DATASET RECORDS:
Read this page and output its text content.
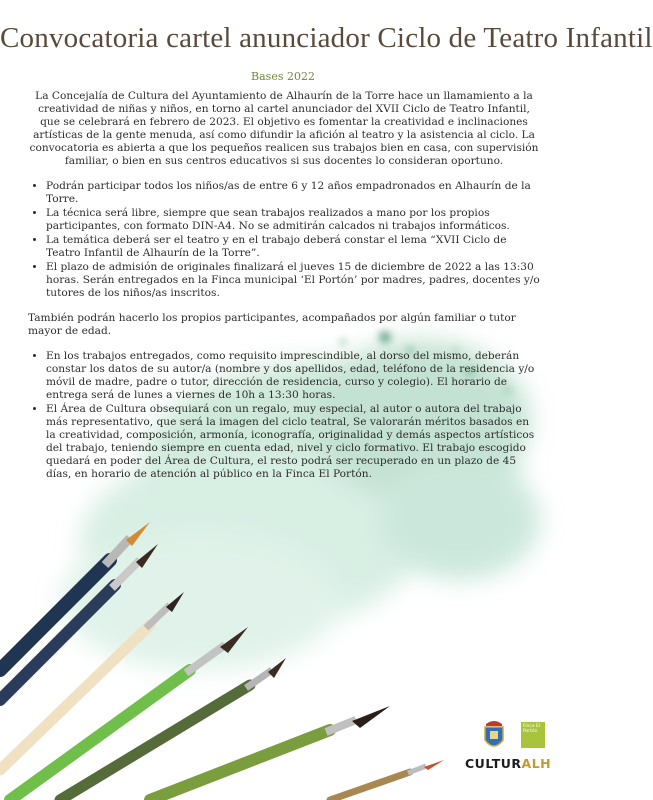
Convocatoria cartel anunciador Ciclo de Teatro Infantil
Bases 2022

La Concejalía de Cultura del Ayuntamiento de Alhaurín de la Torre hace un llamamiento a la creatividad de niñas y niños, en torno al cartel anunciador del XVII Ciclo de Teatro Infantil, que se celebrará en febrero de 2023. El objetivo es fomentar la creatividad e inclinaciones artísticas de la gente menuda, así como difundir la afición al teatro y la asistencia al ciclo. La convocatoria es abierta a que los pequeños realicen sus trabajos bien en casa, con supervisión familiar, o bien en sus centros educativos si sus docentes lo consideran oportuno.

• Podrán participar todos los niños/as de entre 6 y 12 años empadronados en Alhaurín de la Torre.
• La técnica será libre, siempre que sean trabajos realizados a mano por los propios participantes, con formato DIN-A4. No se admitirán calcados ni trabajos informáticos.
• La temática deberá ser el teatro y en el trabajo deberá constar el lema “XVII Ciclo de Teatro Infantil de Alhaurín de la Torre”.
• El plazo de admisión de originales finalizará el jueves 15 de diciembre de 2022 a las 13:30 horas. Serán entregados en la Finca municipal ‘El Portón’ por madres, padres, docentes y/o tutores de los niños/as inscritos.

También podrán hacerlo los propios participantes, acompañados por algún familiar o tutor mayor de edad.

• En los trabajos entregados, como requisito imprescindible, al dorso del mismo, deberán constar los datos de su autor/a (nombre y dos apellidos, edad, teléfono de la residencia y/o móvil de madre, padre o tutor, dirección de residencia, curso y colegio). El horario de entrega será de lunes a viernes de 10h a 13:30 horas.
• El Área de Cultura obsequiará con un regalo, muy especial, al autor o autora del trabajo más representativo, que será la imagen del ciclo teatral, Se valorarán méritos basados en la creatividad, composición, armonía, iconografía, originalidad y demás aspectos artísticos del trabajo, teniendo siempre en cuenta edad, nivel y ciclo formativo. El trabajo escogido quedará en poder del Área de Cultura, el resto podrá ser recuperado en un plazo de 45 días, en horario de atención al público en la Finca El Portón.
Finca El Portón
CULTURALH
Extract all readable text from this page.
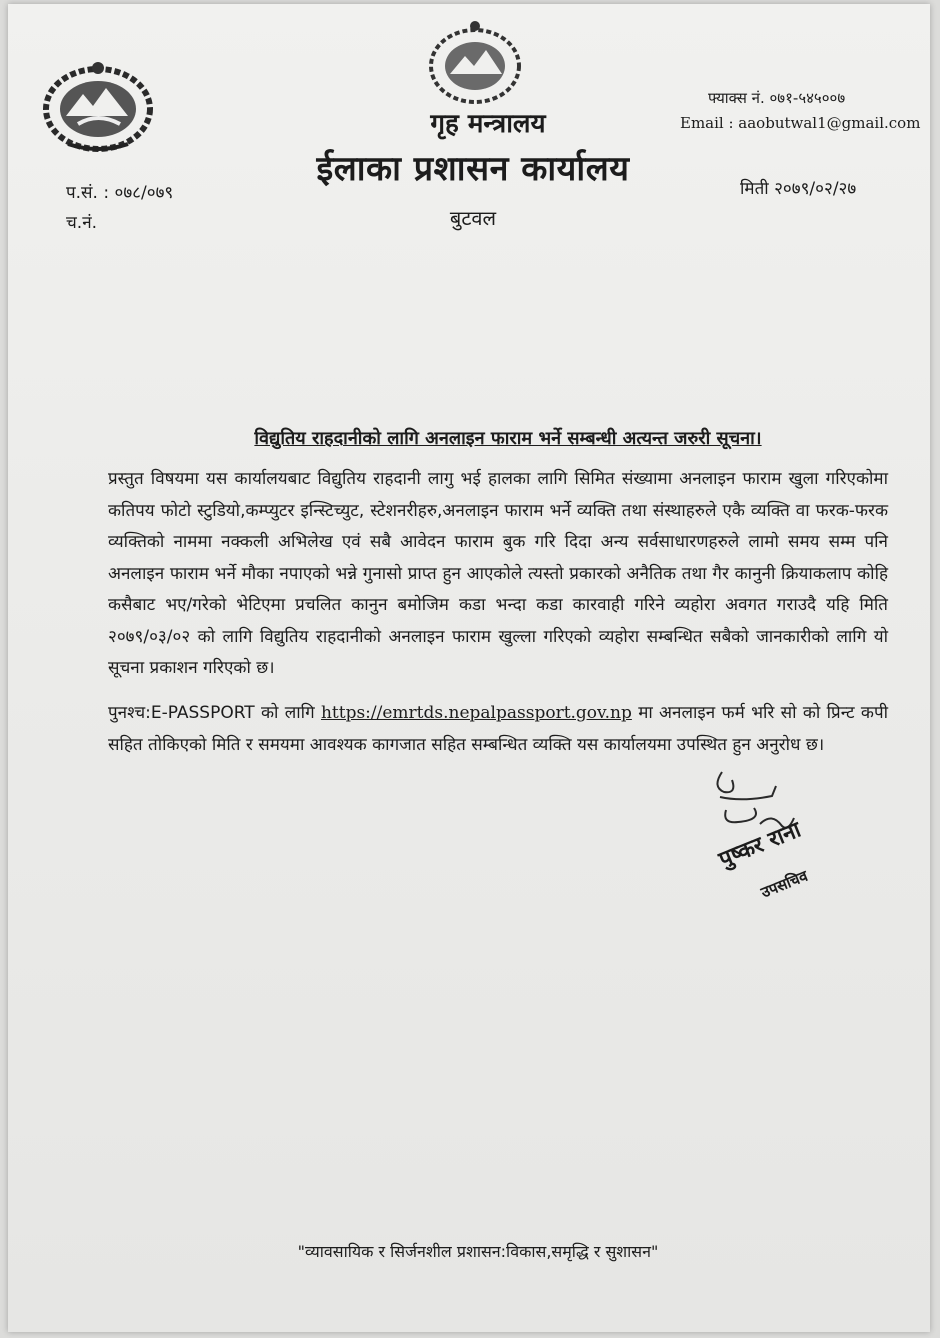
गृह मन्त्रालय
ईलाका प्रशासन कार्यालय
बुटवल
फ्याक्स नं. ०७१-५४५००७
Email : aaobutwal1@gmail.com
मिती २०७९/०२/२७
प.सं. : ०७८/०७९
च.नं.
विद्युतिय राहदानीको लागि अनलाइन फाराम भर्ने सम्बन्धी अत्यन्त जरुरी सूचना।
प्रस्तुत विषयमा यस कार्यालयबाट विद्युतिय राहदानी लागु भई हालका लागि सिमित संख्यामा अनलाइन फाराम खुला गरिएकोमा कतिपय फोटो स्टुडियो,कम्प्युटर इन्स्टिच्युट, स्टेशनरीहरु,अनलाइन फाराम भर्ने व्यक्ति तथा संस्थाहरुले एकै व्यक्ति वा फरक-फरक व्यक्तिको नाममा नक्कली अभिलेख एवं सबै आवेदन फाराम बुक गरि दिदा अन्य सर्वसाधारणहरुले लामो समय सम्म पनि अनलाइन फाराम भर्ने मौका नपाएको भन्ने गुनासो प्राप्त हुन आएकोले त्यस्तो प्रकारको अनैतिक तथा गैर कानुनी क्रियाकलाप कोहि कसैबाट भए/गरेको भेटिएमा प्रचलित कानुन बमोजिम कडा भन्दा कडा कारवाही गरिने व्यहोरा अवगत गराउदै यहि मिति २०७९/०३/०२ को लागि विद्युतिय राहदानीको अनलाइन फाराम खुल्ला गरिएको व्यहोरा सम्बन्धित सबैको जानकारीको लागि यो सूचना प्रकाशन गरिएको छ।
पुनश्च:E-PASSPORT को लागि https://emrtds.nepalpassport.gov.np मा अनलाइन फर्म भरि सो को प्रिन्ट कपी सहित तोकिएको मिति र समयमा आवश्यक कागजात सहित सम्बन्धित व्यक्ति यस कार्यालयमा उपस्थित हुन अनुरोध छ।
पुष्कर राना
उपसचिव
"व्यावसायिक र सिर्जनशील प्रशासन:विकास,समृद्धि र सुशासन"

...

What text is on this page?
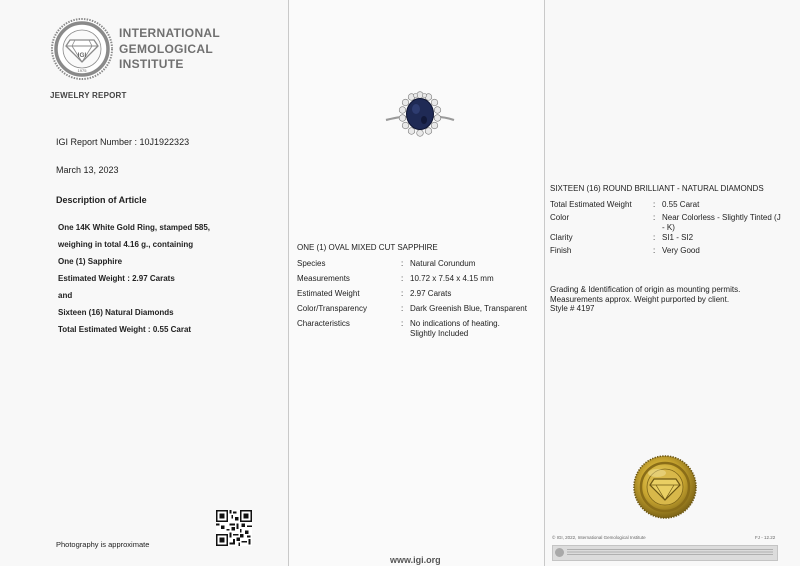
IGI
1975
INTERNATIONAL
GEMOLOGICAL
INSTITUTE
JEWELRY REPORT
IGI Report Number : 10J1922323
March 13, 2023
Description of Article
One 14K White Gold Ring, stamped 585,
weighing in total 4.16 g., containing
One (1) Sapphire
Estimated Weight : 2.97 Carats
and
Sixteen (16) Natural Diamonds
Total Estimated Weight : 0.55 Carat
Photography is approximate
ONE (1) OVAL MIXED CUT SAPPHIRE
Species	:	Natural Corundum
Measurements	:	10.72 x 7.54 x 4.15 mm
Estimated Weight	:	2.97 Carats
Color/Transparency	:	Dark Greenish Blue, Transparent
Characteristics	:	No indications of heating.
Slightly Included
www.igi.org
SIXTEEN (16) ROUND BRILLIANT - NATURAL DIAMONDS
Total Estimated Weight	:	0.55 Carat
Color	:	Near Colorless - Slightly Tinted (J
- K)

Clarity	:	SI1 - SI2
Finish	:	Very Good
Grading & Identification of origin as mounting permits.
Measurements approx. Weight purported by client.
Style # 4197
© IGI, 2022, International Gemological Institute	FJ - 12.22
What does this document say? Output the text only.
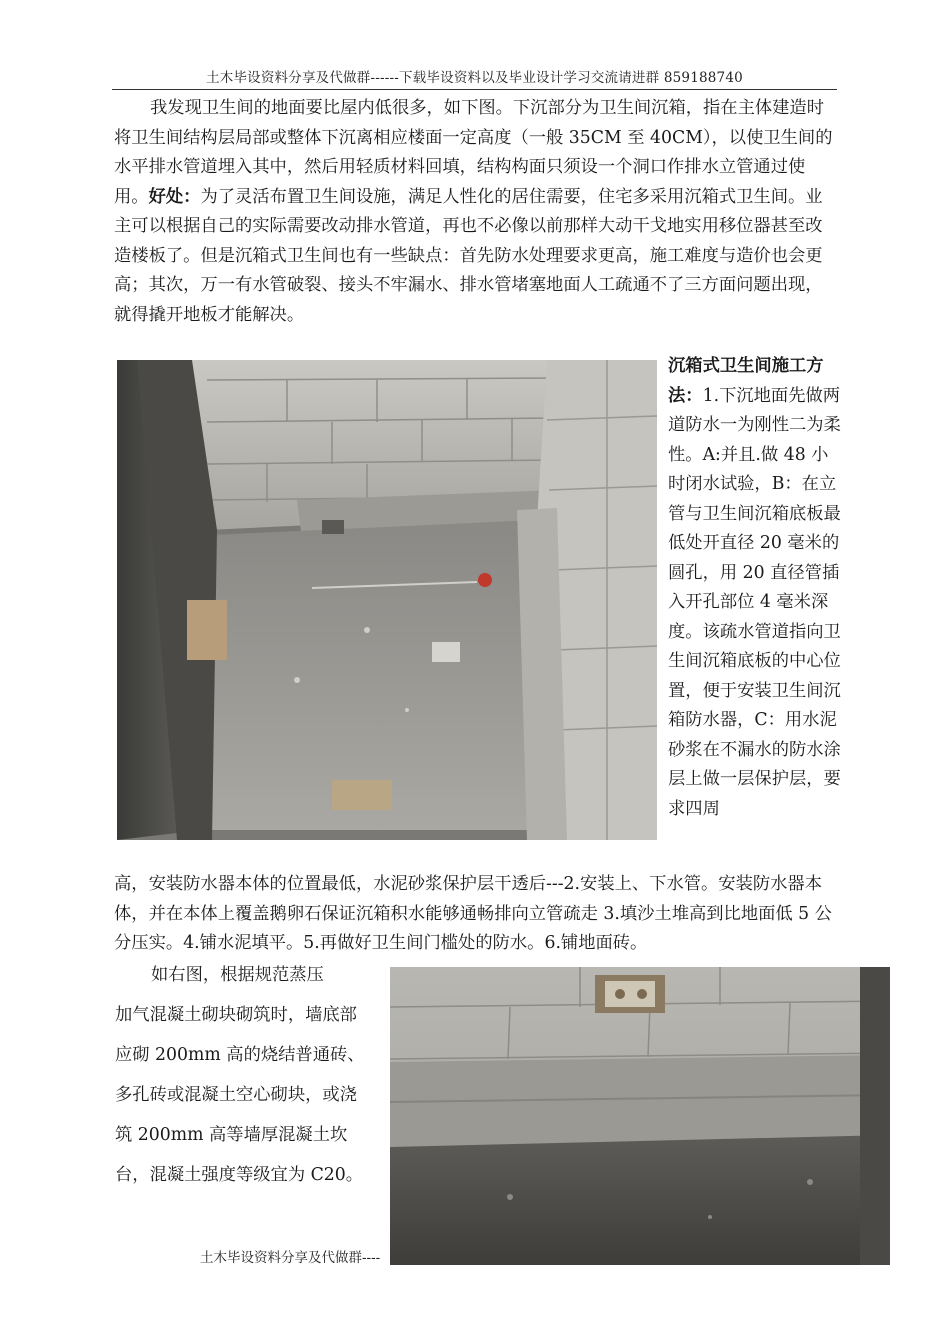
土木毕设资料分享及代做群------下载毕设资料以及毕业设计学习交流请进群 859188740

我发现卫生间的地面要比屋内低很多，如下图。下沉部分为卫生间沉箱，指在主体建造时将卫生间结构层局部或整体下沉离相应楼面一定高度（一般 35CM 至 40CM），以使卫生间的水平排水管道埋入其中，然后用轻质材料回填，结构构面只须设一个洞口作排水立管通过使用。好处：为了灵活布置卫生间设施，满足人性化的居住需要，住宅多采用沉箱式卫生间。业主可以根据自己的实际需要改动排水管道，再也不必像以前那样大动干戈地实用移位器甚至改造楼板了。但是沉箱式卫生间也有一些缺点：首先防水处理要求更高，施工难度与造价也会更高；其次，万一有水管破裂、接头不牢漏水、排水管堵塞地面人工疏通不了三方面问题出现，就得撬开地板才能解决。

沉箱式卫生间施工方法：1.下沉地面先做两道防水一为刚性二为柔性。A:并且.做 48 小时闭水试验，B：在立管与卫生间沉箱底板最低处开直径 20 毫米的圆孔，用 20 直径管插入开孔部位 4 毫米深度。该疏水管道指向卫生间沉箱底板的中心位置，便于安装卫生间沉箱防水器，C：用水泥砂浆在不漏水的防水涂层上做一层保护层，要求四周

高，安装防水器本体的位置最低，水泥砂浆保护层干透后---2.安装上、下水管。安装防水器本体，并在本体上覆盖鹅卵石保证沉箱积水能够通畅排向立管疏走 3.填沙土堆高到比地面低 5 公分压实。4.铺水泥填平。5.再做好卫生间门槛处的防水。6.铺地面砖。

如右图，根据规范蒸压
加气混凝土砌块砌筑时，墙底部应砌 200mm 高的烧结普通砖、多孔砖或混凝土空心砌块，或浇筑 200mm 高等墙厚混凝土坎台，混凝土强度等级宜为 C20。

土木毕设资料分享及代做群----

* * *

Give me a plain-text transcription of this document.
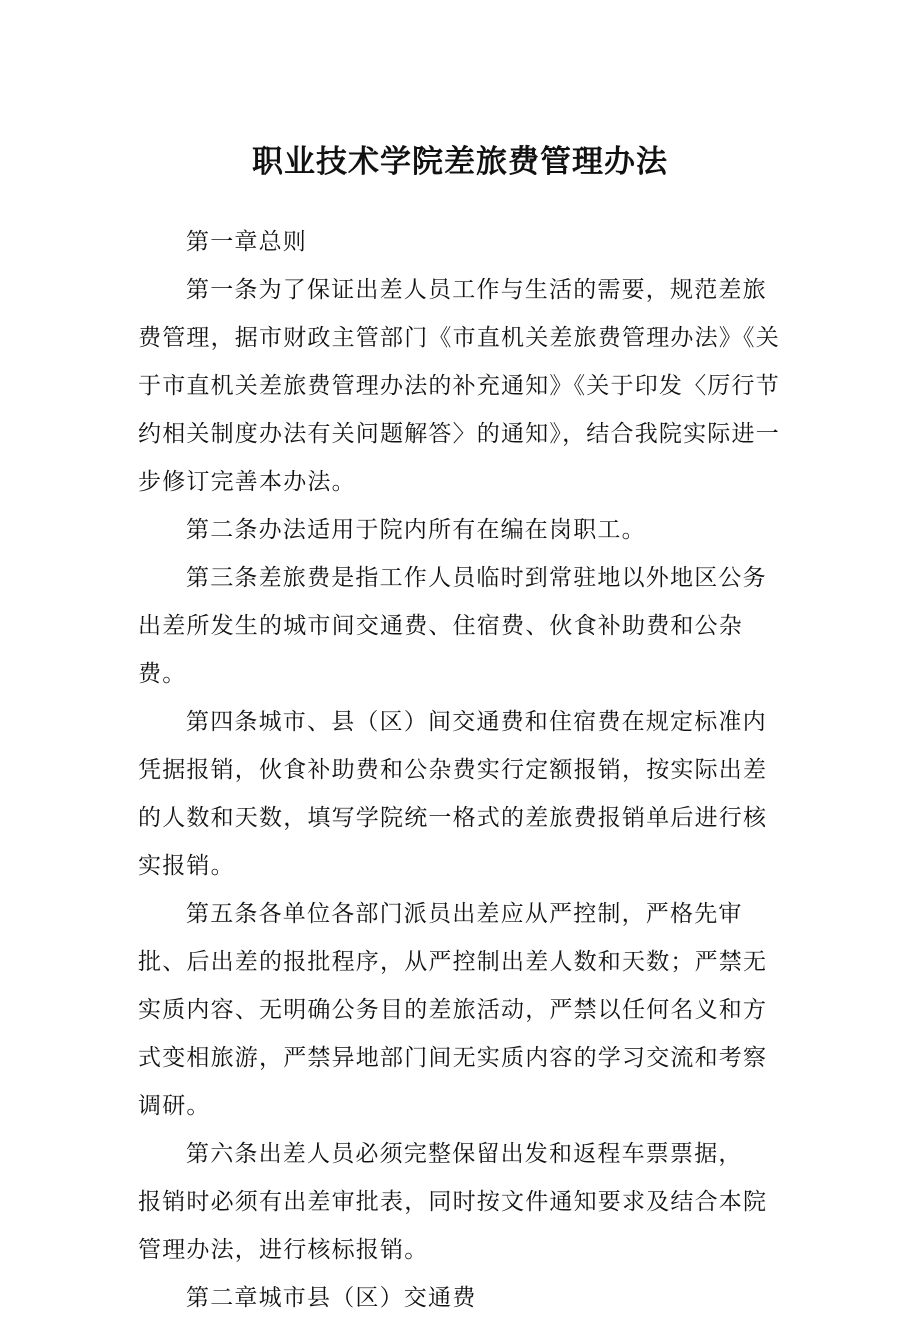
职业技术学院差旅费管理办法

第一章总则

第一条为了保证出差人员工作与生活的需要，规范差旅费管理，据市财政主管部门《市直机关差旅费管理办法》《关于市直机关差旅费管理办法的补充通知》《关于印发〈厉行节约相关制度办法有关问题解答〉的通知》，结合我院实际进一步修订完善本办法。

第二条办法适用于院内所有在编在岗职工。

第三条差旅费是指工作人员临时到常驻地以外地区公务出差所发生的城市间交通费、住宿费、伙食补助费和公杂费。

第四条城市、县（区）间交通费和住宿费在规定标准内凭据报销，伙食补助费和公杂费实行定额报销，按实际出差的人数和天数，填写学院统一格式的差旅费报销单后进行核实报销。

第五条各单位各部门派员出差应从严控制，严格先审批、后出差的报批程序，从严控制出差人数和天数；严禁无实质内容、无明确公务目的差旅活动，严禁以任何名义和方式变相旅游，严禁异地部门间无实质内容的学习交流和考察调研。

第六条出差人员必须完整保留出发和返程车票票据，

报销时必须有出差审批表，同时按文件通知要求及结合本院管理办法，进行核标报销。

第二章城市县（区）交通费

WHAT THE TASK REQUIRES: Count every line of the records that holds the string "trabajos". Write only the total.

RESULT: 3